··· Provided passage ···
With some 25 million tourists a year, I'm sure that Mexico doesn't keep track of all those FMMs and certainly does not archive them.


----------



## Cristobal (Nov 25, 2014)

joaquinx said:


> With some 25 million tourists a year, I'm sure that Mexico doesn't keep track of all those FMMs and certainly does not archive them.


Even 40 years ago thet kept track. Both entry, exit and failure to turn in the permit. And that was at a time of more primitive technology. This I know from first hand experience.


----------



## joaquinx (Jul 3, 2010)

Cristobal said:


> Even 40 years ago thet kept track. Both entry, exit and failure to turn in the permit. And that was at a time of more primitive technology. This I know from first hand experience.


You worked for INM? That settles everything.


----------



## citlali (Mar 4, 2013)

They do keep tract of them, I saw it first hand when I became a citizen. My passport was stolen so I had to reconstrcut my trips over the previous 3 years by memory. After I turned in my letter saying that I was not 100% sure of the dates, they pulled a compter generated report showing all my entries and exit. They do keep tract of entries and exits.


----------



## Cristobal (Nov 25, 2014)

joaquinx said:


> You worked for INM? That settles everything.


Remember the old saying about the definition of the word "assume"?


----------



## joaquinx (Jul 3, 2010)

Cristobal said:


> Remember the old saying about the definition of the word "assume"?


It's sad about your disposition.


----------



## Waller52 (Jun 17, 2015)

Cristobal said:


> Based on what experience do you assume thet aren't entered into the system?


On the ass-umption that not every one can possibly be entered, it is statistically and logically impossible when humans and/or technology fails. Now that is settled...

What happens when they do not enter your FMM as 'turned in', and you return for another 180 day FMM? :juggle:


----------



## Waller52 (Jun 17, 2015)

Bobbyb said:


> If you cross @ Nogales they do NOT collect your FMM. There is no office or booth on that side of the highway. *If* you turn it in they either toss it in the garbage or put it in a box. No scanning or stamping. Ours were almost 3 weeks overdue and they could care less.
··· Supplied information ···
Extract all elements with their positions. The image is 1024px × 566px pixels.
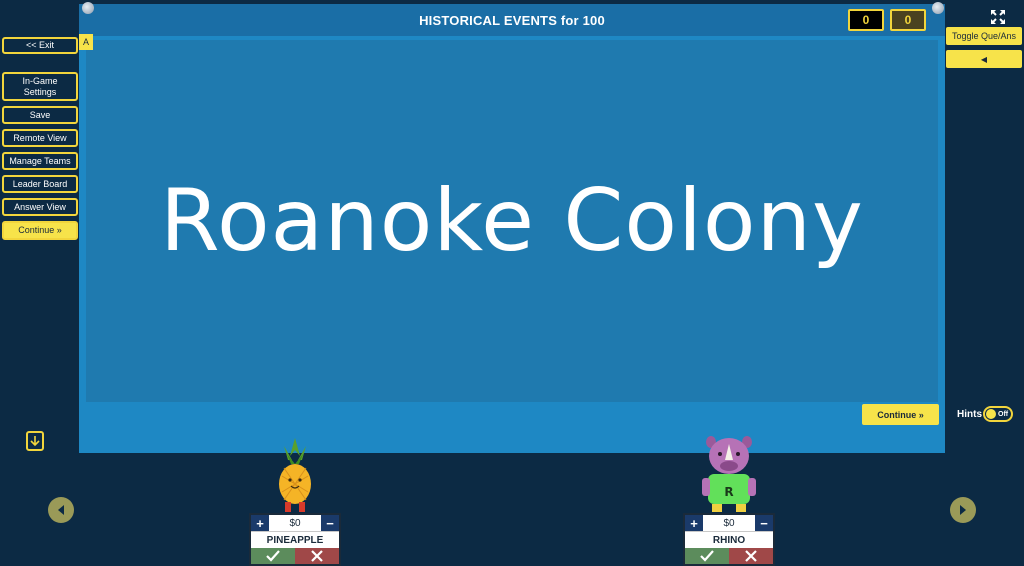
···
Given problem 1 >>
In the forum thread about Mexican tourist permits, why did citlali have to reconstruct trips over the previous 3 years from memory?
Given problem 2 >>
In the forum thread about Mexican tourist permits, switch "disposition" to "attitude" and write out the part starting at "It's sad about" and ending at "into the system?".
Given problem 3 >>
Pick up the forum thread about Mexican tourist permits from where it stops and continue it.
The listing is not needed for this work.

Written response 1 >>
Her passport was stolen.

Written response 2 >>
It's sad about your attitude.


----------



## Waller52 (Jun 17, 2015)

Cristobal said:


> Based on what experience do you assume thet aren't entered into the system?

Written response 3 >>
To wit...


----------



## chicois8 (Aug 8, 2009)

At Sonoyta / Lukeville AZ you had to turn in the FMM before they would cancel the TIP...


----------



## Bobbyb (Mar 9, 2014)

Cristobal: I cannot speak for other crossings but my experience @ Nogales is as I said. As for your comments about them keeping track years ago: Just how did they do that. La Migra just got computers a few years ago. They never had passport scammers @ Nogales until 3 years ago. I have been crossing for over 25 years. I watched them throw the forms into a garbage can. This was the old FMT ( or maybe it had a different name). When we turned them in the first time I was given a look that meant ( Are you crazy? Why are you bothering us with paperwork? ) That was the last time we turned them in. Like most travelers we threw them away. Until 2 years ago we had FM3's . I know others who have never returned the FMM's. If they were keeping track why didn't the computer red flag us? How could you state that years ago someone was tracking crossings? 25 years ago the guys at the border wore those shiney old Green uniforms and the only thing they wanted from you was Mordida. Even had a tip jar on the counter. For $20 America's Most Wanted could cross! There were no modern systems. Even the typewriters were Antiques! Today they do have the infrastructure to track all travelers but I have yet to see anything being done. I am also confident that one day soon this will change. Keep in mind this is a country were you can just pull up to the traffic lite and if you get a green no one knows who you are or where you are going! Your car could be stolen and you have not even showed the officials a passport!


----------



## Playaboy (Apr 11, 2014)

I have an RP visa. I cross back and forth all the time. Recently I crossed at TJ, Mexicali, Nogales, Laredo and Reynosa and have flown into GDL and Cancun. I always stop and check out.  Each and every time my passport has been scanned , the barcode of my FMM is scanned and my visa is scanned.

It is your responsibility to stop at IMN check out. Today everything is computerized and scanned. It takes 5 minutes to check out, why wouldn't you want to comply?


----------



## Bobbyb (Mar 9, 2014)

Citlala: Was that crossings with an FMM or some other form of immigration papers? If you were applying to be a citizen I would think those records were of crossings done with an FM2 or 3 or it's equivalent. Tis discussion is about FMM's.


----------



## Cristobal (Nov 25, 2014)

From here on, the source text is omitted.